### WHAT TO WORK ON
Find the word "Combined" in the listing; pull out each line holding it.

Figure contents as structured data
— BEGIN —

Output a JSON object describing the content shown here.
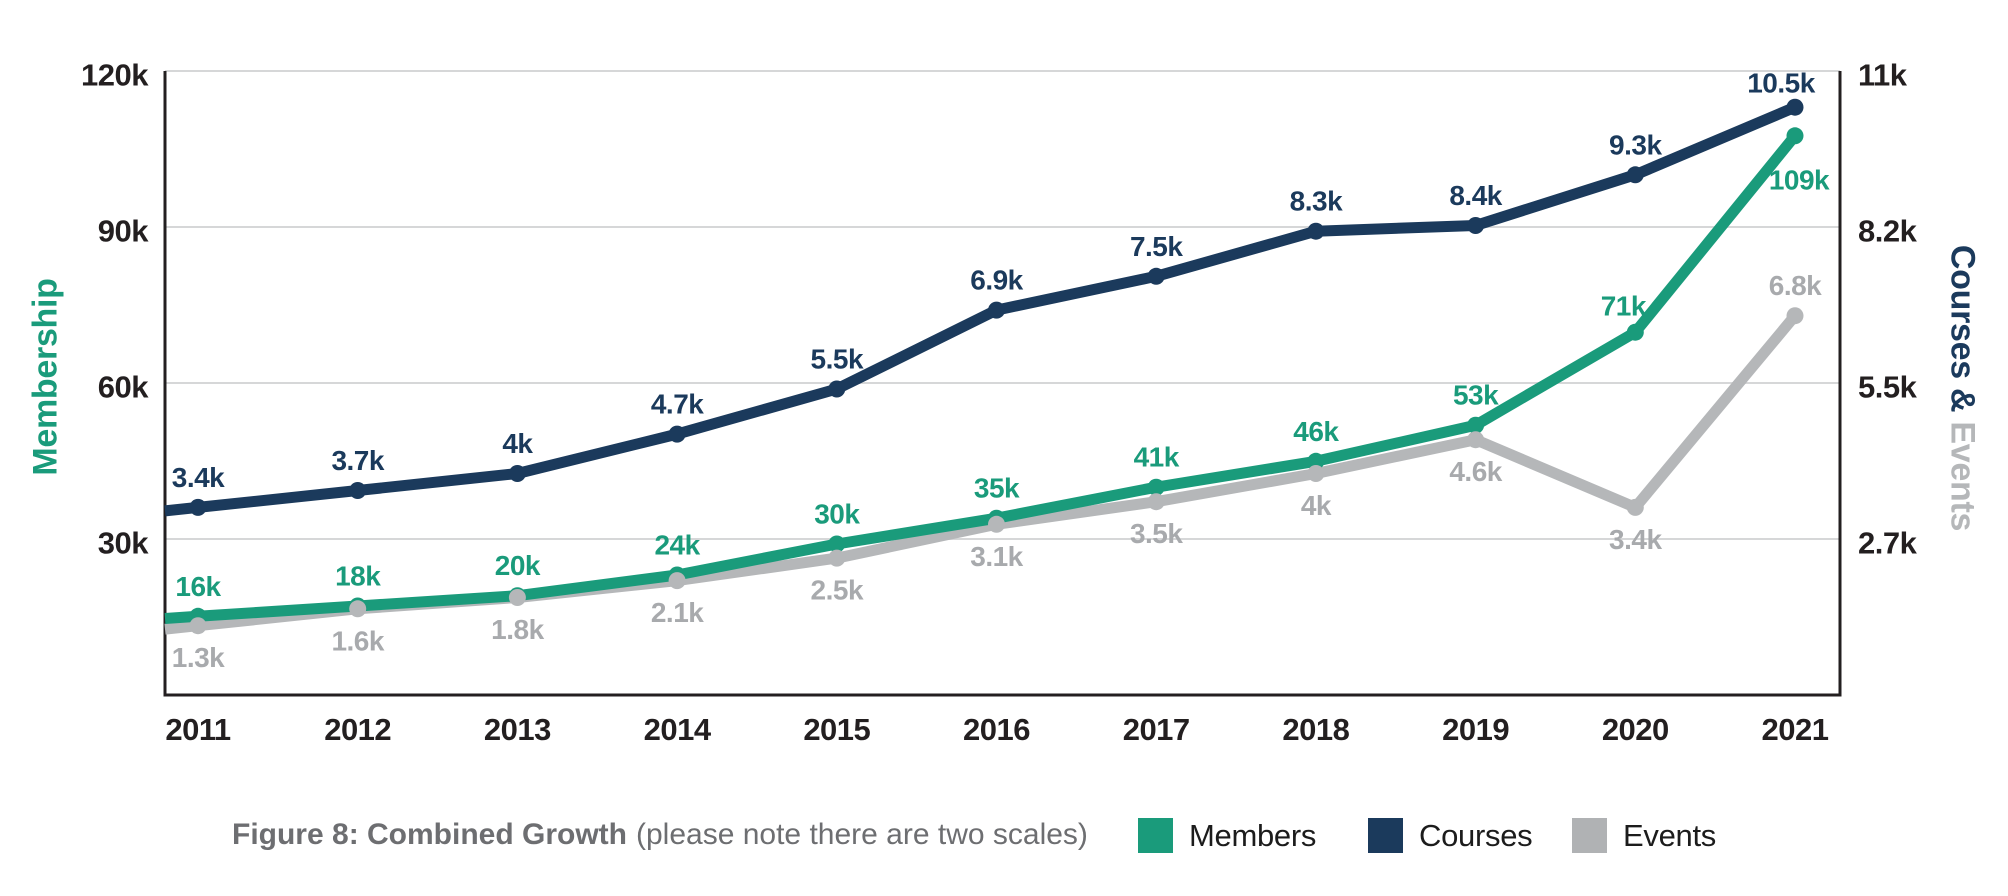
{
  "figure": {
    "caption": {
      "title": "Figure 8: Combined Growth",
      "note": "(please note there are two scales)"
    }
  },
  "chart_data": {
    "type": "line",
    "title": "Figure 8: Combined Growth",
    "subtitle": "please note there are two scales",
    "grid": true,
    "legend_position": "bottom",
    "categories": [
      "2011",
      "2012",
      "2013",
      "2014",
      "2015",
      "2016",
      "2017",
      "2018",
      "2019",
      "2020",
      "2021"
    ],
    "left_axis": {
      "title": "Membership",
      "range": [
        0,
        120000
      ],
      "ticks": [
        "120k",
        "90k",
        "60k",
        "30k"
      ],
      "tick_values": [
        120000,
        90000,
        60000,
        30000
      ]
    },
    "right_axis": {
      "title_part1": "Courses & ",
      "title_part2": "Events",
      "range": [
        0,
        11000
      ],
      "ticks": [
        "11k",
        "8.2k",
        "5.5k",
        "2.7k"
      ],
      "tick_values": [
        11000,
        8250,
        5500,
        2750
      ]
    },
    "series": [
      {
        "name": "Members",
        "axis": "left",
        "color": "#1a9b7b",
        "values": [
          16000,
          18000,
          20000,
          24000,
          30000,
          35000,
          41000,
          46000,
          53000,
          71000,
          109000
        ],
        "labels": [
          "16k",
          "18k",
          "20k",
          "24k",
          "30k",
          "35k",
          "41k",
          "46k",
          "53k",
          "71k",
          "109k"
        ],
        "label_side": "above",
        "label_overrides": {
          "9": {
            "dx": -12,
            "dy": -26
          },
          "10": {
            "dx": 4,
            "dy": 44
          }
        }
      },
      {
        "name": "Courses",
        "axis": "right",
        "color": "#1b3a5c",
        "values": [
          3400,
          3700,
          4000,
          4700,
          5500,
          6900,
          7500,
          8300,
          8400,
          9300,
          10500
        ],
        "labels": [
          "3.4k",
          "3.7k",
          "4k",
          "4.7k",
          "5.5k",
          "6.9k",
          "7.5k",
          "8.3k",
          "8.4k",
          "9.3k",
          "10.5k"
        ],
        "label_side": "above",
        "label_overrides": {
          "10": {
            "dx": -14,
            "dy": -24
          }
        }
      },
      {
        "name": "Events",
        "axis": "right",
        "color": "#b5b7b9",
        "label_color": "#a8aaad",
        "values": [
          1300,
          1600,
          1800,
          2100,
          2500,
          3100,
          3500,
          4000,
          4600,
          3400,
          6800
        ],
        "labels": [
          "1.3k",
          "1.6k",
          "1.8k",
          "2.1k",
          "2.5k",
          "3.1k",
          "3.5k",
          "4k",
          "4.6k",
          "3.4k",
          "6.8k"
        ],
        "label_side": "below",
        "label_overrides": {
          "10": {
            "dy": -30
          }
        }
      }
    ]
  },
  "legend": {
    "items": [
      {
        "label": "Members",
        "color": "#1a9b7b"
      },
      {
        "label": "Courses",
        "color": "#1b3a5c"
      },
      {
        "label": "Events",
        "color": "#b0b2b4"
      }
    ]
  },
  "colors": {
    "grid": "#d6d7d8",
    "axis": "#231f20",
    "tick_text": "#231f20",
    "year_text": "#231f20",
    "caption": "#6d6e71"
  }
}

— END —
— BEGIN —

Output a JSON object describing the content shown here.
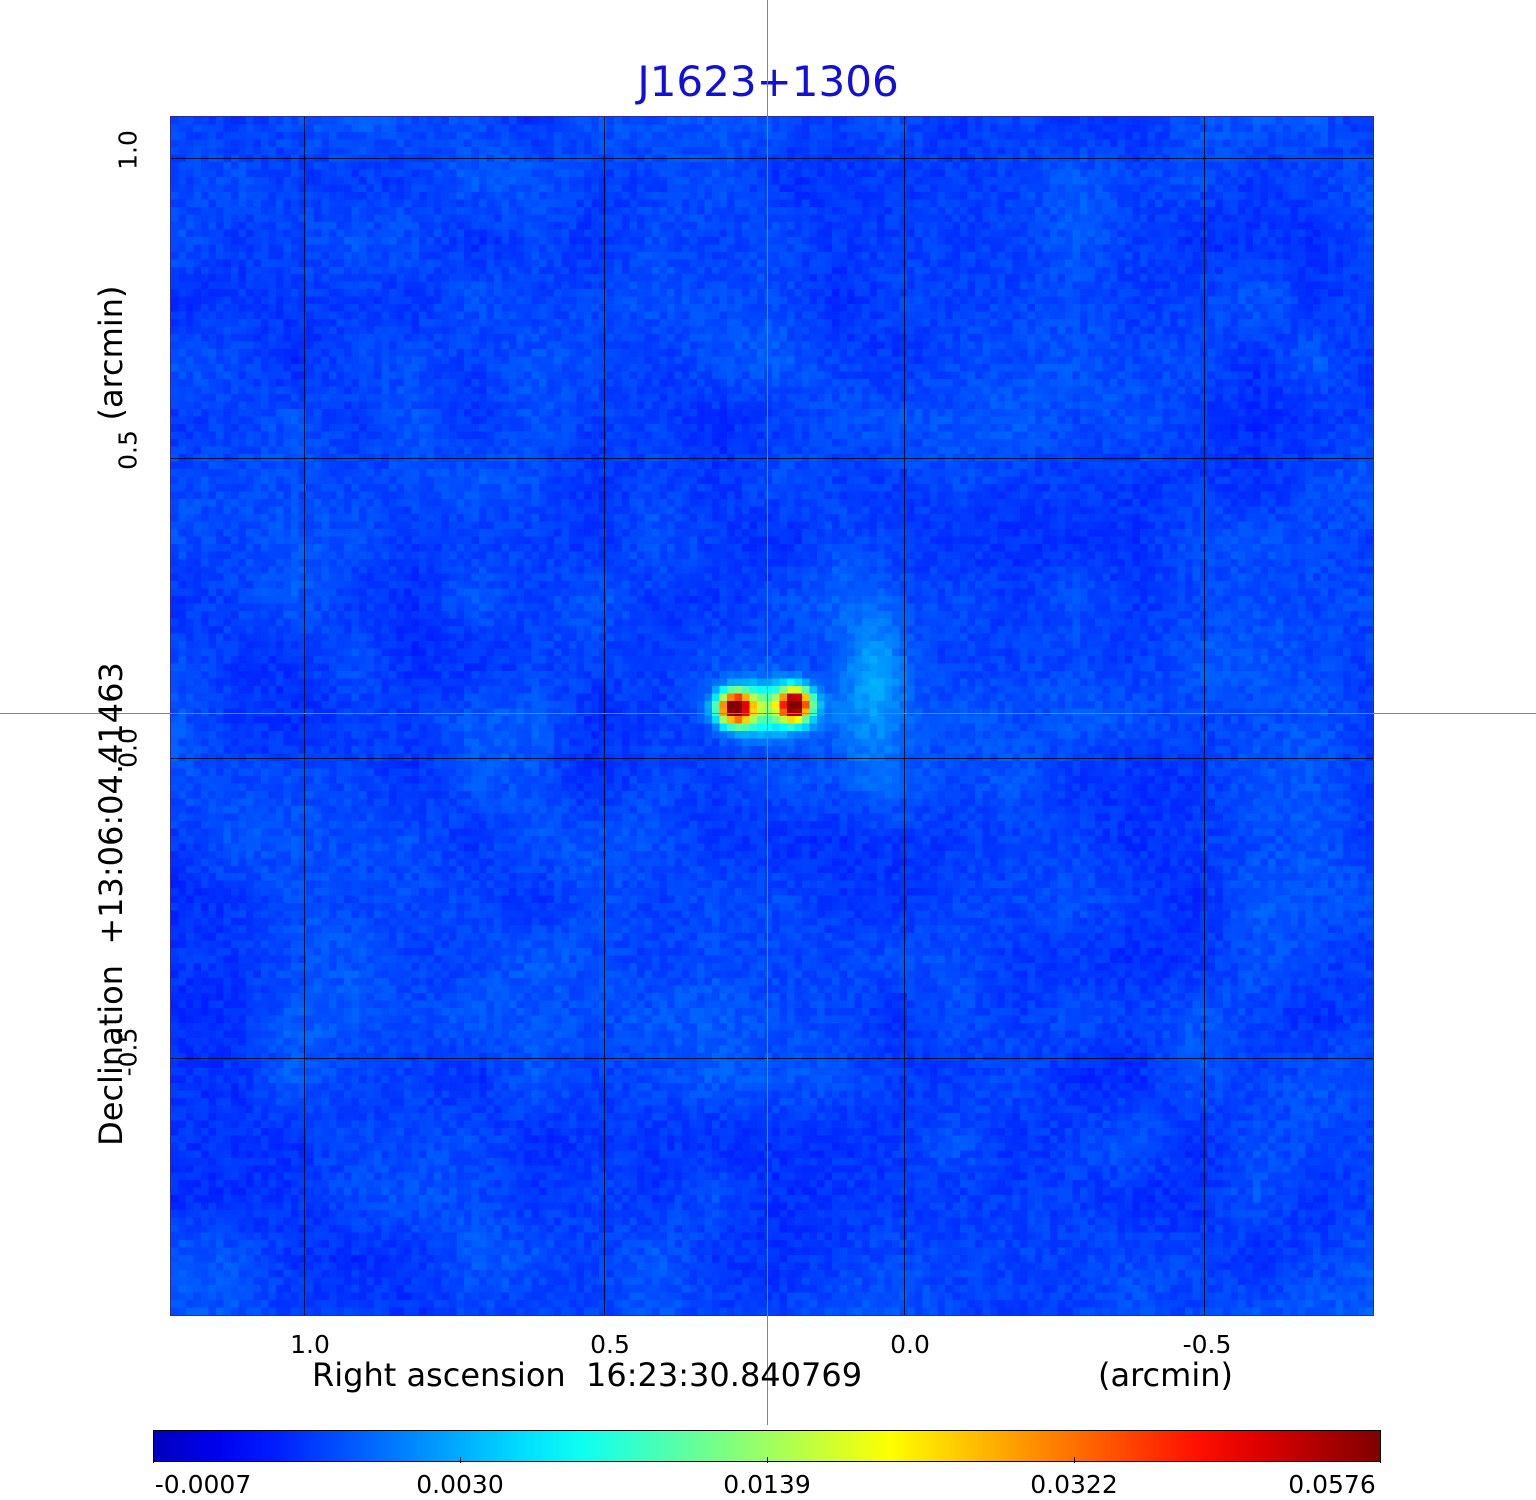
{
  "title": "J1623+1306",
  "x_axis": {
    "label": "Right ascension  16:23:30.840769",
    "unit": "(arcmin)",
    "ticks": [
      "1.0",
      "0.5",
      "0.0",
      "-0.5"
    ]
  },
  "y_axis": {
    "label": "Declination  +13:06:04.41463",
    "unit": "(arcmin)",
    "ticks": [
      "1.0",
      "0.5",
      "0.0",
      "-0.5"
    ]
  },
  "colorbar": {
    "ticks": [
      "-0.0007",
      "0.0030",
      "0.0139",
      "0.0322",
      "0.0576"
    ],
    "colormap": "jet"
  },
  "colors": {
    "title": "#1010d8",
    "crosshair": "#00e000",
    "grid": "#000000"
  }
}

— END —

### ANSWER TO THE EXERCISE
      "title": "Figure 8: Combined Growth",
    "title": "Figure 8: Combined Growth",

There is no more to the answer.